The data:
=======

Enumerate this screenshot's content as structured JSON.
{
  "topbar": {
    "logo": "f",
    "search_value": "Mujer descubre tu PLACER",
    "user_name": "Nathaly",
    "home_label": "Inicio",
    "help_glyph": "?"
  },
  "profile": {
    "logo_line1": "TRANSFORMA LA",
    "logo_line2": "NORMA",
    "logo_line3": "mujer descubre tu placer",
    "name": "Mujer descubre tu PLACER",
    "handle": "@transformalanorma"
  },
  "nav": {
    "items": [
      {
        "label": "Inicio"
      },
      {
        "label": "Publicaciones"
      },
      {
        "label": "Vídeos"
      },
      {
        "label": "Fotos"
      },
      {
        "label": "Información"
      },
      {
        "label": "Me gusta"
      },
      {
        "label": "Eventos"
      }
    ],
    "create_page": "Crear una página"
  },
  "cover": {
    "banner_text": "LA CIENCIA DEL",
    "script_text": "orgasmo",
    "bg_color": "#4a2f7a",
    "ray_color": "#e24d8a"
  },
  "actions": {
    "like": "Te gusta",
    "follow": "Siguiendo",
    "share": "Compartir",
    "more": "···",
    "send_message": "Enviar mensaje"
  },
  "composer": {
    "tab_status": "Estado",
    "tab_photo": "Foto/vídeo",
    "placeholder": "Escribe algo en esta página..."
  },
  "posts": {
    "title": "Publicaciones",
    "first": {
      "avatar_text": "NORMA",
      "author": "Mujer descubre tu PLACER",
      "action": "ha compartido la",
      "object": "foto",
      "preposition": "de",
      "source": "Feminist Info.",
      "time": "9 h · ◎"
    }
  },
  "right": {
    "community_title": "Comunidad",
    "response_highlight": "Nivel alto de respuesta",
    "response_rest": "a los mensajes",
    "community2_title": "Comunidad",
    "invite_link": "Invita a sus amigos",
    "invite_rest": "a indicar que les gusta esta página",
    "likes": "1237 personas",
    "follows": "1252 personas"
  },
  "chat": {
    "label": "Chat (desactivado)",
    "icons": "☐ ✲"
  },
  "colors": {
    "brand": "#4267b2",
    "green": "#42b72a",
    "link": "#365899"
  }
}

=======

What the exercise asks: In the entries above, find each line with the word "página" and show it.

Completed task:
    "create_page": "Crear una página"
    "placeholder": "Escribe algo en esta página..."
    "invite_rest": "a indicar que les gusta esta página",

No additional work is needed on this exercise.